Start

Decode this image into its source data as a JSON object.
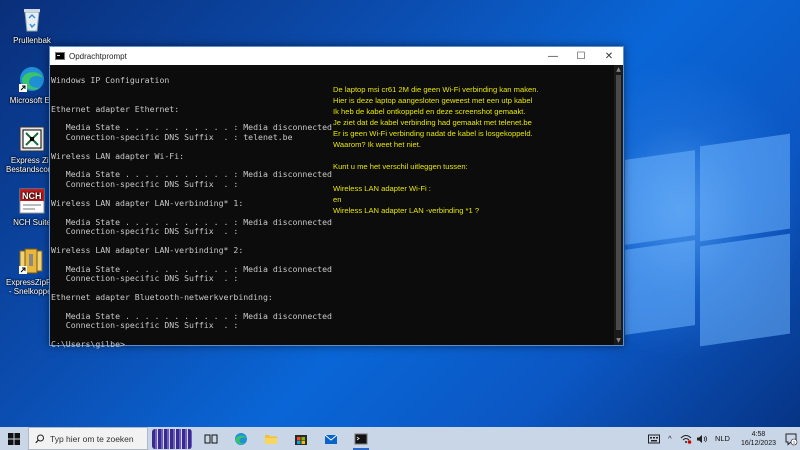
{
  "desktop": {
    "icons": [
      {
        "label": "Prullenbak",
        "icon": "recycle-bin-icon"
      },
      {
        "label": "Microsoft Ed",
        "icon": "edge-icon"
      },
      {
        "label": "Express Zip Bestandscompr",
        "icon": "express-zip-icon"
      },
      {
        "label": "NCH Suite",
        "icon": "nch-suite-icon"
      },
      {
        "label": "ExpressZipFileC - Snelkoppeli",
        "icon": "express-zip-shortcut-icon"
      }
    ]
  },
  "window": {
    "title": "Opdrachtprompt",
    "minimize": "—",
    "maximize": "☐",
    "close": "✕"
  },
  "console": {
    "lines": [
      "",
      "Windows IP Configuration",
      "",
      "",
      "Ethernet adapter Ethernet:",
      "",
      "   Media State . . . . . . . . . . . : Media disconnected",
      "   Connection-specific DNS Suffix  . : telenet.be",
      "",
      "Wireless LAN adapter Wi-Fi:",
      "",
      "   Media State . . . . . . . . . . . : Media disconnected",
      "   Connection-specific DNS Suffix  . :",
      "",
      "Wireless LAN adapter LAN-verbinding* 1:",
      "",
      "   Media State . . . . . . . . . . . : Media disconnected",
      "   Connection-specific DNS Suffix  . :",
      "",
      "Wireless LAN adapter LAN-verbinding* 2:",
      "",
      "   Media State . . . . . . . . . . . : Media disconnected",
      "   Connection-specific DNS Suffix  . :",
      "",
      "Ethernet adapter Bluetooth-netwerkverbinding:",
      "",
      "   Media State . . . . . . . . . . . : Media disconnected",
      "   Connection-specific DNS Suffix  . :",
      "",
      "C:\\Users\\gilbe>"
    ]
  },
  "note": {
    "color": "#e6e600",
    "lines": [
      "De laptop msi cr61 2M die geen Wi-Fi verbinding kan maken.",
      "Hier is deze laptop aangesloten geweest met een utp kabel",
      "Ik heb de kabel ontkoppeld en deze screenshot gemaakt.",
      "Je ziet dat de kabel verbinding had gemaakt met telenet.be",
      "Er is geen Wi-Fi verbinding nadat de kabel is losgekoppeld.",
      "Waarom? Ik weet het niet.",
      "",
      "Kunt u me het verschil uitleggen tussen:",
      "",
      "Wireless LAN adapter  Wi-Fi :",
      "en",
      "Wireless LAN adapter LAN -verbinding *1 ?"
    ]
  },
  "taskbar": {
    "search_placeholder": "Typ hier om te zoeken",
    "apps": [
      "task-view-icon",
      "edge-icon",
      "file-explorer-icon",
      "store-icon",
      "mail-icon",
      "command-prompt-icon"
    ],
    "language": "NLD",
    "time": "4:58",
    "date": "16/12/2023",
    "notification_count": "1"
  }
}
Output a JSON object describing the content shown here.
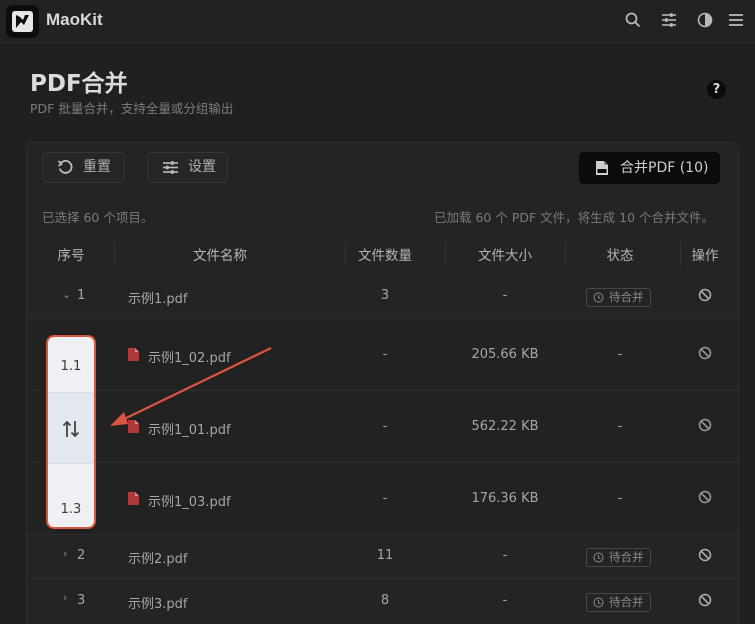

End

* _What is required_
Omit every picture, then reproduce the rest of the listing exactly.

* _Output of the exercise_
Decode this image into its source data as a JSON object.
{
  "desktop": {
    "icons": [
      {
        "label": "Prullenbak",
        "icon": "recycle-bin-icon"
      },
      {
        "label": "Microsoft Ed",
        "icon": "edge-icon"
      },
      {
        "label": "Express Zip Bestandscompr",
        "icon": "express-zip-icon"
      },
      {
        "label": "NCH Suite",
        "icon": "nch-suite-icon"
      },
      {
        "label": "ExpressZipFileC - Snelkoppeli",
        "icon": "express-zip-shortcut-icon"
      }
    ]
  },
  "window": {
    "title": "Opdrachtprompt",
    "minimize": "—",
    "maximize": "☐",
    "close": "✕"
  },
  "console": {
    "lines": [
      "",
      "Windows IP Configuration",
      "",
      "",
      "Ethernet adapter Ethernet:",
      "",
      "   Media State . . . . . . . . . . . : Media disconnected",
      "   Connection-specific DNS Suffix  . : telenet.be",
      "",
      "Wireless LAN adapter Wi-Fi:",
      "",
      "   Media State . . . . . . . . . . . : Media disconnected",
      "   Connection-specific DNS Suffix  . :",
      "",
      "Wireless LAN adapter LAN-verbinding* 1:",
      "",
      "   Media State . . . . . . . . . . . : Media disconnected",
      "   Connection-specific DNS Suffix  . :",
      "",
      "Wireless LAN adapter LAN-verbinding* 2:",
      "",
      "   Media State . . . . . . . . . . . : Media disconnected",
      "   Connection-specific DNS Suffix  . :",
      "",
      "Ethernet adapter Bluetooth-netwerkverbinding:",
      "",
      "   Media State . . . . . . . . . . . : Media disconnected",
      "   Connection-specific DNS Suffix  . :",
      "",
      "C:\\Users\\gilbe>"
    ]
  },
  "note": {
    "color": "#e6e600",
    "lines": [
      "De laptop msi cr61 2M die geen Wi-Fi verbinding kan maken.",
      "Hier is deze laptop aangesloten geweest met een utp kabel",
      "Ik heb de kabel ontkoppeld en deze screenshot gemaakt.",
      "Je ziet dat de kabel verbinding had gemaakt met telenet.be",
      "Er is geen Wi-Fi verbinding nadat de kabel is losgekoppeld.",
      "Waarom? Ik weet het niet.",
      "",
      "Kunt u me het verschil uitleggen tussen:",
      "",
      "Wireless LAN adapter  Wi-Fi :",
      "en",
      "Wireless LAN adapter LAN -verbinding *1 ?"
    ]
  },
  "taskbar": {
    "search_placeholder": "Typ hier om te zoeken",
    "apps": [
      "task-view-icon",
      "edge-icon",
      "file-explorer-icon",
      "store-icon",
      "mail-icon",
      "command-prompt-icon"
    ],
    "language": "NLD",
    "time": "4:58",
    "date": "16/12/2023",
    "notification_count": "1"
  }
}
Output a JSON object describing the content shown here.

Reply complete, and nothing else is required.